• [Data excerpts]:
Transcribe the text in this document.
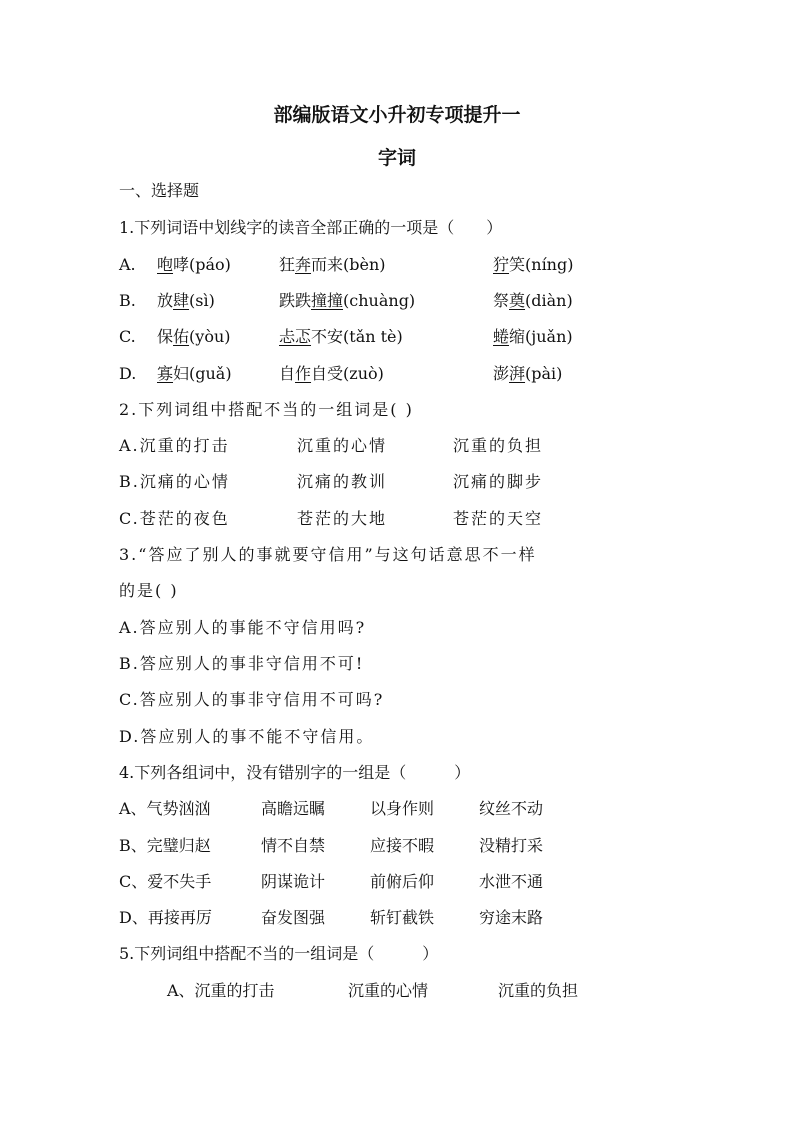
部编版语文小升初专项提升一
字词
一、选择题
1.下列词语中划线字的读音全部正确的一项是（　　）
A. 咆哮(páo)	狂奔而来(bèn)	狞笑(níng)
B. 放肆(sì)	跌跌撞撞(chuàng)	祭奠(diàn)
C. 保佑(yòu)	忐忑不安(tǎn tè)	蜷缩(juǎn)
D. 寡妇(guǎ)	自作自受(zuò)	澎湃(pài)
2.下列词组中搭配不当的一组词是( )
A.沉重的打击	沉重的心情	沉重的负担
B.沉痛的心情	沉痛的教训	沉痛的脚步
C.苍茫的夜色	苍茫的大地	苍茫的天空
3.“答应了别人的事就要守信用”与这句话意思不一样
的是( )
A.答应别人的事能不守信用吗?
B.答应别人的事非守信用不可!
C.答应别人的事非守信用不可吗?
D.答应别人的事不能不守信用。
4.下列各组词中，没有错别字的一组是（　　　）
A、气势汹汹	高瞻远瞩	以身作则	纹丝不动
B、完璧归赵	情不自禁	应接不暇	没精打采
C、爱不失手	阴谋诡计	前俯后仰	水泄不通
D、再接再厉	奋发图强	斩钉截铁	穷途末路
5.下列词组中搭配不当的一组词是（　　　）
A、沉重的打击	沉重的心情	沉重的负担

• [TASK STATEMENT]: Return the material word for word. Pictures are not part of the copy.

• [FULL SOLUTION]:
Transcribe the text in this document.
部编版语文小升初专项提升一
字词
一、选择题
1.下列词语中划线字的读音全部正确的一项是（　　）
A. 咆哮(páo)	狂奔而来(bèn)	狞笑(níng)
B. 放肆(sì)	跌跌撞撞(chuàng)	祭奠(diàn)
C. 保佑(yòu)	忐忑不安(tǎn tè)	蜷缩(juǎn)
D. 寡妇(guǎ)	自作自受(zuò)	澎湃(pài)
2.下列词组中搭配不当的一组词是( )
A.沉重的打击	沉重的心情	沉重的负担
B.沉痛的心情	沉痛的教训	沉痛的脚步
C.苍茫的夜色	苍茫的大地	苍茫的天空
3.“答应了别人的事就要守信用”与这句话意思不一样
的是( )
A.答应别人的事能不守信用吗?
B.答应别人的事非守信用不可!
C.答应别人的事非守信用不可吗?
D.答应别人的事不能不守信用。
4.下列各组词中，没有错别字的一组是（　　　）
A、气势汹汹	高瞻远瞩	以身作则	纹丝不动
B、完璧归赵	情不自禁	应接不暇	没精打采
C、爱不失手	阴谋诡计	前俯后仰	水泄不通
D、再接再厉	奋发图强	斩钉截铁	穷途末路
5.下列词组中搭配不当的一组词是（　　　）
A、沉重的打击	沉重的心情	沉重的负担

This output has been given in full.